Start of INPUT

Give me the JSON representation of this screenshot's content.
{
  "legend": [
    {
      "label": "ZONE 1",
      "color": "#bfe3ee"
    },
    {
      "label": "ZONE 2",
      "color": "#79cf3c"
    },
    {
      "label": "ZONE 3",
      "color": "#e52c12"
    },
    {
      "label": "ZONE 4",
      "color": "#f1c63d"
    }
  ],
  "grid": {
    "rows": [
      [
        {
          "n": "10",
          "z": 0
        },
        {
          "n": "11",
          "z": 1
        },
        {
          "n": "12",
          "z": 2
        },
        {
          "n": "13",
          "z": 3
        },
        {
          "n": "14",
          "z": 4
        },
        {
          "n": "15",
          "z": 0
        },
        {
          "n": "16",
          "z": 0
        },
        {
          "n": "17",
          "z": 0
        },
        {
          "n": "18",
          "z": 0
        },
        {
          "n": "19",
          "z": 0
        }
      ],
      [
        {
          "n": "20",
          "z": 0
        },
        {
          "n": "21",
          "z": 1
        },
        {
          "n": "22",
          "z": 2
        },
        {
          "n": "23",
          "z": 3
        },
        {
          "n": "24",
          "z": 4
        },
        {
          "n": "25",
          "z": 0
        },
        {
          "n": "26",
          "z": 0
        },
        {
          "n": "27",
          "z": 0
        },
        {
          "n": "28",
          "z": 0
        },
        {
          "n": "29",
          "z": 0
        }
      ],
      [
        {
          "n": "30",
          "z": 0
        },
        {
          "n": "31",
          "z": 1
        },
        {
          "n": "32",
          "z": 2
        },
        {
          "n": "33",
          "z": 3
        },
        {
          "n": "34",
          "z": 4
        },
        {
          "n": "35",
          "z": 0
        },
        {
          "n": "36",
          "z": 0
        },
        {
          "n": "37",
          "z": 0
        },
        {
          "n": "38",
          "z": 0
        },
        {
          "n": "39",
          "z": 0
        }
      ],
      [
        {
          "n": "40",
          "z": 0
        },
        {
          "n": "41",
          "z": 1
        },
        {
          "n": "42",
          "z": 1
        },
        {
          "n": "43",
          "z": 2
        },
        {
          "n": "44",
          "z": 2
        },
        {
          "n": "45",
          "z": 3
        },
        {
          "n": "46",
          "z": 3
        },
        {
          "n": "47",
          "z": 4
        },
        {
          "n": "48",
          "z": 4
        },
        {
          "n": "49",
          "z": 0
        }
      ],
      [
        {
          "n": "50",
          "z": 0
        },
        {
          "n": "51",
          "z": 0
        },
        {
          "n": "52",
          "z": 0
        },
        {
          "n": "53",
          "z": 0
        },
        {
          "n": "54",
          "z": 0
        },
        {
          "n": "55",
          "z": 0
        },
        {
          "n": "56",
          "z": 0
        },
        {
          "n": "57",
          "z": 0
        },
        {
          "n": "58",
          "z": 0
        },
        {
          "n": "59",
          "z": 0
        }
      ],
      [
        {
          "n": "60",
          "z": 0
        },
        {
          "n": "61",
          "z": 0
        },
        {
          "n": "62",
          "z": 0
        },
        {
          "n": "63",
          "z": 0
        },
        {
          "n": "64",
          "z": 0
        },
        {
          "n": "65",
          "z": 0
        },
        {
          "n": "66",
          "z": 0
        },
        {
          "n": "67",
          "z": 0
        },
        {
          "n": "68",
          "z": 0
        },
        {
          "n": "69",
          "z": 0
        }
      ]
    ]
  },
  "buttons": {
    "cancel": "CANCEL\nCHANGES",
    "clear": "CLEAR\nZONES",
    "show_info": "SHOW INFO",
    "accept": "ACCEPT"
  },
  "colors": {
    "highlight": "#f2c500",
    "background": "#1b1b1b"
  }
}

End of INPUT

[WHAT TO DO]:
Reproduce the records word for word.

[PROBLEM SOLUTION]:
Give me the JSON representation of this screenshot's content.
{
  "legend": [
    {
      "label": "ZONE 1",
      "color": "#bfe3ee"
    },
    {
      "label": "ZONE 2",
      "color": "#79cf3c"
    },
    {
      "label": "ZONE 3",
      "color": "#e52c12"
    },
    {
      "label": "ZONE 4",
      "color": "#f1c63d"
    }
  ],
  "grid": {
    "rows": [
      [
        {
          "n": "10",
          "z": 0
        },
        {
          "n": "11",
          "z": 1
        },
        {
          "n": "12",
          "z": 2
        },
        {
          "n": "13",
          "z": 3
        },
        {
          "n": "14",
          "z": 4
        },
        {
          "n": "15",
          "z": 0
        },
        {
          "n": "16",
          "z": 0
        },
        {
          "n": "17",
          "z": 0
        },
        {
          "n": "18",
          "z": 0
        },
        {
          "n": "19",
          "z": 0
        }
      ],
      [
        {
          "n": "20",
          "z": 0
        },
        {
          "n": "21",
          "z": 1
        },
        {
          "n": "22",
          "z": 2
        },
        {
          "n": "23",
          "z": 3
        },
        {
          "n": "24",
          "z": 4
        },
        {
          "n": "25",
          "z": 0
        },
        {
          "n": "26",
          "z": 0
        },
        {
          "n": "27",
          "z": 0
        },
        {
          "n": "28",
          "z": 0
        },
        {
          "n": "29",
          "z": 0
        }
      ],
      [
        {
          "n": "30",
          "z": 0
        },
        {
          "n": "31",
          "z": 1
        },
        {
          "n": "32",
          "z": 2
        },
        {
          "n": "33",
          "z": 3
        },
        {
          "n": "34",
          "z": 4
        },
        {
          "n": "35",
          "z": 0
        },
        {
          "n": "36",
          "z": 0
        },
        {
          "n": "37",
          "z": 0
        },
        {
          "n": "38",
          "z": 0
        },
        {
          "n": "39",
          "z": 0
        }
      ],
      [
        {
          "n": "40",
          "z": 0
        },
        {
          "n": "41",
          "z": 1
        },
        {
          "n": "42",
          "z": 1
        },
        {
          "n": "43",
          "z": 2
        },
        {
          "n": "44",
          "z": 2
        },
        {
          "n": "45",
          "z": 3
        },
        {
          "n": "46",
          "z": 3
        },
        {
          "n": "47",
          "z": 4
        },
        {
          "n": "48",
          "z": 4
        },
        {
          "n": "49",
          "z": 0
        }
      ],
      [
        {
          "n": "50",
          "z": 0
        },
        {
          "n": "51",
          "z": 0
        },
        {
          "n": "52",
          "z": 0
        },
        {
          "n": "53",
          "z": 0
        },
        {
          "n": "54",
          "z": 0
        },
        {
          "n": "55",
          "z": 0
        },
        {
          "n": "56",
          "z": 0
        },
        {
          "n": "57",
          "z": 0
        },
        {
          "n": "58",
          "z": 0
        },
        {
          "n": "59",
          "z": 0
        }
      ],
      [
        {
          "n": "60",
          "z": 0
        },
        {
          "n": "61",
          "z": 0
        },
        {
          "n": "62",
          "z": 0
        },
        {
          "n": "63",
          "z": 0
        },
        {
          "n": "64",
          "z": 0
        },
        {
          "n": "65",
          "z": 0
        },
        {
          "n": "66",
          "z": 0
        },
        {
          "n": "67",
          "z": 0
        },
        {
          "n": "68",
          "z": 0
        },
        {
          "n": "69",
          "z": 0
        }
      ]
    ]
  },
  "buttons": {
    "cancel": "CANCEL\nCHANGES",
    "clear": "CLEAR\nZONES",
    "show_info": "SHOW INFO",
    "accept": "ACCEPT"
  },
  "colors": {
    "highlight": "#f2c500",
    "background": "#1b1b1b"
  }
}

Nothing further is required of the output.